● **REQUIREMENTS**
Identify the lines that contain the string "SéBASTIEN", then copy each of them.

● **DATASET EXTRACT**

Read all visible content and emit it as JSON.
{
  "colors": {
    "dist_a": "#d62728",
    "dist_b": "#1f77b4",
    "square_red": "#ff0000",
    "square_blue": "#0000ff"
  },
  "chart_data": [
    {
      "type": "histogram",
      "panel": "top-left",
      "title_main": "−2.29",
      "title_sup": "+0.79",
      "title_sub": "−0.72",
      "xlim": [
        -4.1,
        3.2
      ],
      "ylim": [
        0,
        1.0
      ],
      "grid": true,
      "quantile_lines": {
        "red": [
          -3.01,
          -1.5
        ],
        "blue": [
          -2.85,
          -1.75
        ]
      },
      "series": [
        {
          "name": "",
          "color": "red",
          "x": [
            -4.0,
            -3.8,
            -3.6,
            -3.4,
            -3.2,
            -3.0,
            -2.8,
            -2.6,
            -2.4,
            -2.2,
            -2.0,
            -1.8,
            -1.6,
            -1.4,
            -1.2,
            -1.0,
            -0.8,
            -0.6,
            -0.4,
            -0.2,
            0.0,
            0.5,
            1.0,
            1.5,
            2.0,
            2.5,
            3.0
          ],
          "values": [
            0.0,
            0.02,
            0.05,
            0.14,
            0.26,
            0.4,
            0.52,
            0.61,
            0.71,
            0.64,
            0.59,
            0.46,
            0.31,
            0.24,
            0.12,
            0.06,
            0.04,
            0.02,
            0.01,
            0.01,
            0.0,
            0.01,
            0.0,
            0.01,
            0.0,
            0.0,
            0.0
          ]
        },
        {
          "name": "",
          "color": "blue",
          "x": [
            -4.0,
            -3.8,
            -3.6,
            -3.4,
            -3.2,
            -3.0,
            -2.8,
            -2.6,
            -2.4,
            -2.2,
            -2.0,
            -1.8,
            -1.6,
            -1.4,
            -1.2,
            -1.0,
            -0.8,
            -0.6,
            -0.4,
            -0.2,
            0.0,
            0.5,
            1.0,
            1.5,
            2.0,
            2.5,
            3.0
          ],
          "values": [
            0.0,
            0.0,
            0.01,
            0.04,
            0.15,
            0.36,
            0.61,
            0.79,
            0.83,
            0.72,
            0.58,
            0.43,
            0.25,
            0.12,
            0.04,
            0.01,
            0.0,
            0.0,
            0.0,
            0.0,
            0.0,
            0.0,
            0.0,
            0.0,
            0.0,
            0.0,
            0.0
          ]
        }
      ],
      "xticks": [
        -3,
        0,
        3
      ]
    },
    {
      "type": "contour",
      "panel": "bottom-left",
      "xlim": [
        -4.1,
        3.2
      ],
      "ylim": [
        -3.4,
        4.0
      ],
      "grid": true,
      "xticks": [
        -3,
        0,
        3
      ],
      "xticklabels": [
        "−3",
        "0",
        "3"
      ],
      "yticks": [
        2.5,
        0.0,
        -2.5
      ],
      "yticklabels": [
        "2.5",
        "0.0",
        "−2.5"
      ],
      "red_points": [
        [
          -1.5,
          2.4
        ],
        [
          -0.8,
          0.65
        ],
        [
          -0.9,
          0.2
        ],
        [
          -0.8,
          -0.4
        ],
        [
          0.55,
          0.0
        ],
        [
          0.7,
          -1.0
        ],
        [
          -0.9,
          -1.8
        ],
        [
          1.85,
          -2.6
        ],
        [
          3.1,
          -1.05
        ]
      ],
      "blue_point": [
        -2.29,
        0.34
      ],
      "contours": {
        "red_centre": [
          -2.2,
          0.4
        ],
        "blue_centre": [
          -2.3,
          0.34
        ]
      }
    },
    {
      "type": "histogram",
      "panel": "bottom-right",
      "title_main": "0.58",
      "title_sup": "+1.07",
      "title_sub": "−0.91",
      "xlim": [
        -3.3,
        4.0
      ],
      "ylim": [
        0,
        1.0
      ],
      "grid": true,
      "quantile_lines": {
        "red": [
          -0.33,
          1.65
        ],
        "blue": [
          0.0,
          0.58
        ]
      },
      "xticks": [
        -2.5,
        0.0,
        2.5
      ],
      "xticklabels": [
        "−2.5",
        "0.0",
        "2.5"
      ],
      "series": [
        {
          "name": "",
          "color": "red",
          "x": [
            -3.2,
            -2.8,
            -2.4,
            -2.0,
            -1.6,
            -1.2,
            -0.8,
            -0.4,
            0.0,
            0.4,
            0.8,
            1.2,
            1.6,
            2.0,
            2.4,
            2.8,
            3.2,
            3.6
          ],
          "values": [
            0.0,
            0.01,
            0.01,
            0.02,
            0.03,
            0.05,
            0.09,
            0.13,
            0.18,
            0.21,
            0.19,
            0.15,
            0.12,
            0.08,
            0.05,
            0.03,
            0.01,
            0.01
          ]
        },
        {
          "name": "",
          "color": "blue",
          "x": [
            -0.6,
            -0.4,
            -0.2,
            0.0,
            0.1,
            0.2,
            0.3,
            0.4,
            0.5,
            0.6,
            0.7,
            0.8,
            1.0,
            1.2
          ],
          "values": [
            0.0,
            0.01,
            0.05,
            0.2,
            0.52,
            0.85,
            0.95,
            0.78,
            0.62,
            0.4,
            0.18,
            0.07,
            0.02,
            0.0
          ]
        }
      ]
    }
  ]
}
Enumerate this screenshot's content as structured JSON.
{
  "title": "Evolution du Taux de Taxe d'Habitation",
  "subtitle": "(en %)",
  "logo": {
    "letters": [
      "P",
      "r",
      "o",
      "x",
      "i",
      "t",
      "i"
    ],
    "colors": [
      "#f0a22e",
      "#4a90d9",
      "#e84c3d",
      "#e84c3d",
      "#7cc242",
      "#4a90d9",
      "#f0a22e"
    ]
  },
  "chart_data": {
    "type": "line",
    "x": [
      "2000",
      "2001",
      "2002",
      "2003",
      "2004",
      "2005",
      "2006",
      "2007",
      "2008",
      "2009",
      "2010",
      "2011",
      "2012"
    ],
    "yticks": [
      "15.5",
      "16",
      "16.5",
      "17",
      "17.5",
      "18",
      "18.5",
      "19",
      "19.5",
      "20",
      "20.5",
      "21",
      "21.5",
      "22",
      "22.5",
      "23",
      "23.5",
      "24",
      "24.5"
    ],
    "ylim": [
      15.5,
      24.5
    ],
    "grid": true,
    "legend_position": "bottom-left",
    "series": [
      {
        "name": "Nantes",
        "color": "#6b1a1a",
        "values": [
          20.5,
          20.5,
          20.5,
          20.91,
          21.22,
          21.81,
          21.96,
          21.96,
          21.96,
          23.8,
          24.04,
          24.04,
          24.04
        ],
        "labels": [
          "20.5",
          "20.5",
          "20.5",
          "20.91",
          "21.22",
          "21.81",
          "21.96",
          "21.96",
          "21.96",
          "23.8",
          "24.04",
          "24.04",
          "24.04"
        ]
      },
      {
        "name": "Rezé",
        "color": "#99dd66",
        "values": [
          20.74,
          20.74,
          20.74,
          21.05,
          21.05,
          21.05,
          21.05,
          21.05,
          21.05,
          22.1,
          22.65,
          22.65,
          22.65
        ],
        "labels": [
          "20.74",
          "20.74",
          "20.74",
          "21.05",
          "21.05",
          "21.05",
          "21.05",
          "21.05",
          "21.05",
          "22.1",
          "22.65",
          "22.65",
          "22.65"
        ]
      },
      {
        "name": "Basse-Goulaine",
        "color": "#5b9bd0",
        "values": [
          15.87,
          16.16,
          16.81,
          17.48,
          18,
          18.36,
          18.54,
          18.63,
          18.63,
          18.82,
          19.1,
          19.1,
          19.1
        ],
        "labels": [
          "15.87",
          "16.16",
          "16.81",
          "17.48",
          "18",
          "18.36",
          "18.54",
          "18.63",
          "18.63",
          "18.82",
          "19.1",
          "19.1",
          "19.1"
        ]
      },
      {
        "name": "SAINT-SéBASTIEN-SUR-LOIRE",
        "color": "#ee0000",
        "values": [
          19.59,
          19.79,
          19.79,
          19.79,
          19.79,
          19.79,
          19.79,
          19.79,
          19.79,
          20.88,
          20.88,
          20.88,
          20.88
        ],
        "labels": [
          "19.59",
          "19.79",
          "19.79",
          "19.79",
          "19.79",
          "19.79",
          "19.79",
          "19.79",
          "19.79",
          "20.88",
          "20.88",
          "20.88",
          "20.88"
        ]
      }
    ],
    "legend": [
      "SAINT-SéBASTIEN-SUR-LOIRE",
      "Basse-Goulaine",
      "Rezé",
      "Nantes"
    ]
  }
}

● **CORRECT RESPONSE**
        "name": "SAINT-SéBASTIEN-SUR-LOIRE",
      "SAINT-SéBASTIEN-SUR-LOIRE",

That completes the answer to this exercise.